* _Brief_: Return every line of the records below unchanged, keeping their order.

--- start Source data ---

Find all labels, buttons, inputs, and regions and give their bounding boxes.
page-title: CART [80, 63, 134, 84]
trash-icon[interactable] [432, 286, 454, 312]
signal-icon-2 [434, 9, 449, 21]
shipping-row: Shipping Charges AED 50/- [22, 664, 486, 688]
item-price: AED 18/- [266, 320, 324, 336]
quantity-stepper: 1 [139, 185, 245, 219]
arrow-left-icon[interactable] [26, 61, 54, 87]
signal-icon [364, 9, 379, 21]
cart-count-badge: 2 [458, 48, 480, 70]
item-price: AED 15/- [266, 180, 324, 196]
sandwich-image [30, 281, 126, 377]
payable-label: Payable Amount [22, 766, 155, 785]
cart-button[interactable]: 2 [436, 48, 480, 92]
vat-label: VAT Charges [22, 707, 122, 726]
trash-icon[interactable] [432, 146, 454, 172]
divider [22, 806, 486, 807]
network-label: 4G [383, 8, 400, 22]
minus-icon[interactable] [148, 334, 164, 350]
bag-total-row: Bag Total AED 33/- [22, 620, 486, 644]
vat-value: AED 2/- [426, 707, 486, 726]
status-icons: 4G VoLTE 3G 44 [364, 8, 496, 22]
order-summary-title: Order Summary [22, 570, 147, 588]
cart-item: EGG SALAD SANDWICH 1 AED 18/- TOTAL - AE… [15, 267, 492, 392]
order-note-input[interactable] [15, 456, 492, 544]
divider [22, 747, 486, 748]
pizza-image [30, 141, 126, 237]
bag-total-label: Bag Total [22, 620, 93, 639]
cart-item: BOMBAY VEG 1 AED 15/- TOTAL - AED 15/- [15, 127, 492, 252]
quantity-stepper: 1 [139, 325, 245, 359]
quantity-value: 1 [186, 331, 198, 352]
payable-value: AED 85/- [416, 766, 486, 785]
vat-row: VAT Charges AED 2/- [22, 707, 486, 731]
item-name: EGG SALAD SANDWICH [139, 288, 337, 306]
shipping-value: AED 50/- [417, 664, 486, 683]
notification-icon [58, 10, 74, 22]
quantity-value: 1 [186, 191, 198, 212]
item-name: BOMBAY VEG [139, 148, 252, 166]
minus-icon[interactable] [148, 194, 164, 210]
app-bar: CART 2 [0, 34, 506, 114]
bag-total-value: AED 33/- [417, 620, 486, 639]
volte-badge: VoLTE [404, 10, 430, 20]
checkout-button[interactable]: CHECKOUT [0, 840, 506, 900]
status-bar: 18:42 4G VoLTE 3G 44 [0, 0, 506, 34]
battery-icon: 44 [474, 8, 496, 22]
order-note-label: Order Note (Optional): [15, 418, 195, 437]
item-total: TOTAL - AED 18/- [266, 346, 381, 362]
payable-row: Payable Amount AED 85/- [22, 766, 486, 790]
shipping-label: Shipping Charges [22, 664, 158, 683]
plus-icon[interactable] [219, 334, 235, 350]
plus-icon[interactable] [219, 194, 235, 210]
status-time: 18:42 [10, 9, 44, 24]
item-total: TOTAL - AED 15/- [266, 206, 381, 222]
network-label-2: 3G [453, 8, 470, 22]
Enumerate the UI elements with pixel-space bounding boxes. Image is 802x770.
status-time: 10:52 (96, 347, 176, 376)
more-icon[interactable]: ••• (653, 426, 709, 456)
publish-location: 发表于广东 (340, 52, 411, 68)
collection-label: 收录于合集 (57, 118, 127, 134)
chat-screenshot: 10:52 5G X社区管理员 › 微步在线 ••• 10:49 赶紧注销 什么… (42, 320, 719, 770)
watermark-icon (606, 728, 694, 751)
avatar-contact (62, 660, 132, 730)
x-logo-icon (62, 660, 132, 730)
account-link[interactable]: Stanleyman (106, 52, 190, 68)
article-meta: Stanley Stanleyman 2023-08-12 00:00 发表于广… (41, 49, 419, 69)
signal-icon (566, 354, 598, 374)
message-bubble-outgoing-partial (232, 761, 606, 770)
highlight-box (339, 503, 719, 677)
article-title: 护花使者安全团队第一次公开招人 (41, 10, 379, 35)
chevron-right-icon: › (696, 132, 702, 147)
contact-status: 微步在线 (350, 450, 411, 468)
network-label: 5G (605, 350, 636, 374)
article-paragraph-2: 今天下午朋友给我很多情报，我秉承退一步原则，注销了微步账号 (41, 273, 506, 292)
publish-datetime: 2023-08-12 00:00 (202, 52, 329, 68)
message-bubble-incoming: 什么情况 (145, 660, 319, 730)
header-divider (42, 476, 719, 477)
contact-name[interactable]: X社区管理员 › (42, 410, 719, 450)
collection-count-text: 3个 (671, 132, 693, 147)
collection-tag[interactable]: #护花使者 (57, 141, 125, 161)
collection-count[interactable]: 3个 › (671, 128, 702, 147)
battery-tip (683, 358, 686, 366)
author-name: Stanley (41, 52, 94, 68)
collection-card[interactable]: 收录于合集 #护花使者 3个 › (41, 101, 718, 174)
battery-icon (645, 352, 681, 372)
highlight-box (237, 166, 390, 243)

--- end Source data ---

* _Output of the task_:
Find all labels, buttons, inputs, and regions and give their bounding boxes.
page-title: CART [80, 63, 134, 84]
trash-icon[interactable] [432, 286, 454, 312]
signal-icon-2 [434, 9, 449, 21]
shipping-row: Shipping Charges AED 50/- [22, 664, 486, 688]
item-price: AED 18/- [266, 320, 324, 336]
quantity-stepper: 1 [139, 185, 245, 219]
arrow-left-icon[interactable] [26, 61, 54, 87]
signal-icon [364, 9, 379, 21]
cart-count-badge: 2 [458, 48, 480, 70]
item-price: AED 15/- [266, 180, 324, 196]
sandwich-image [30, 281, 126, 377]
payable-label: Payable Amount [22, 766, 155, 785]
cart-button[interactable]: 2 [436, 48, 480, 92]
vat-label: VAT Charges [22, 707, 122, 726]
trash-icon[interactable] [432, 146, 454, 172]
divider [22, 806, 486, 807]
network-label: 4G [383, 8, 400, 22]
minus-icon[interactable] [148, 334, 164, 350]
bag-total-row: Bag Total AED 33/- [22, 620, 486, 644]
vat-value: AED 2/- [426, 707, 486, 726]
status-icons: 4G VoLTE 3G 44 [364, 8, 496, 22]
order-summary-title: Order Summary [22, 570, 147, 588]
cart-item: EGG SALAD SANDWICH 1 AED 18/- TOTAL - AE… [15, 267, 492, 392]
order-note-input[interactable] [15, 456, 492, 544]
divider [22, 747, 486, 748]
pizza-image [30, 141, 126, 237]
bag-total-label: Bag Total [22, 620, 93, 639]
cart-item: BOMBAY VEG 1 AED 15/- TOTAL - AED 15/- [15, 127, 492, 252]
quantity-stepper: 1 [139, 325, 245, 359]
quantity-value: 1 [186, 331, 198, 352]
payable-value: AED 85/- [416, 766, 486, 785]
vat-row: VAT Charges AED 2/- [22, 707, 486, 731]
item-name: EGG SALAD SANDWICH [139, 288, 337, 306]
shipping-value: AED 50/- [417, 664, 486, 683]
notification-icon [58, 10, 74, 22]
quantity-value: 1 [186, 191, 198, 212]
item-name: BOMBAY VEG [139, 148, 252, 166]
minus-icon[interactable] [148, 194, 164, 210]
app-bar: CART 2 [0, 34, 506, 114]
bag-total-value: AED 33/- [417, 620, 486, 639]
volte-badge: VoLTE [404, 10, 430, 20]
checkout-button[interactable]: CHECKOUT [0, 840, 506, 900]
status-bar: 18:42 4G VoLTE 3G 44 [0, 0, 506, 34]
battery-icon: 44 [474, 8, 496, 22]
order-note-label: Order Note (Optional): [15, 418, 195, 437]
item-total: TOTAL - AED 18/- [266, 346, 381, 362]
payable-row: Payable Amount AED 85/- [22, 766, 486, 790]
shipping-label: Shipping Charges [22, 664, 158, 683]
plus-icon[interactable] [219, 334, 235, 350]
plus-icon[interactable] [219, 194, 235, 210]
status-time: 18:42 [10, 9, 44, 24]
item-total: TOTAL - AED 15/- [266, 206, 381, 222]
network-label-2: 3G [453, 8, 470, 22]
Enumerate the UI elements with pixel-space bounding boxes. Image is 802x770.
status-time: 10:52 (96, 347, 176, 376)
more-icon[interactable]: ••• (653, 426, 709, 456)
publish-location: 发表于广东 (340, 52, 411, 68)
collection-label: 收录于合集 (57, 118, 127, 134)
chat-screenshot: 10:52 5G X社区管理员 › 微步在线 ••• 10:49 赶紧注销 什么… (42, 320, 719, 770)
watermark-icon (606, 728, 694, 751)
avatar-contact (62, 660, 132, 730)
x-logo-icon (62, 660, 132, 730)
account-link[interactable]: Stanleyman (106, 52, 190, 68)
article-meta: Stanley Stanleyman 2023-08-12 00:00 发表于广… (41, 49, 419, 69)
signal-icon (566, 354, 598, 374)
message-bubble-outgoing-partial (232, 761, 606, 770)
highlight-box (339, 503, 719, 677)
article-title: 护花使者安全团队第一次公开招人 (41, 10, 379, 35)
chevron-right-icon: › (696, 132, 702, 147)
contact-status: 微步在线 (350, 450, 411, 468)
network-label: 5G (605, 350, 636, 374)
article-paragraph-2: 今天下午朋友给我很多情报，我秉承退一步原则，注销了微步账号 (41, 273, 506, 292)
publish-datetime: 2023-08-12 00:00 (202, 52, 329, 68)
message-bubble-incoming: 什么情况 (145, 660, 319, 730)
header-divider (42, 476, 719, 477)
contact-name[interactable]: X社区管理员 › (42, 410, 719, 450)
collection-count-text: 3个 (671, 132, 693, 147)
collection-tag[interactable]: #护花使者 (57, 141, 125, 161)
collection-count[interactable]: 3个 › (671, 128, 702, 147)
battery-tip (683, 358, 686, 366)
author-name: Stanley (41, 52, 94, 68)
collection-card[interactable]: 收录于合集 #护花使者 3个 › (41, 101, 718, 174)
battery-icon (645, 352, 681, 372)
highlight-box (237, 166, 390, 243)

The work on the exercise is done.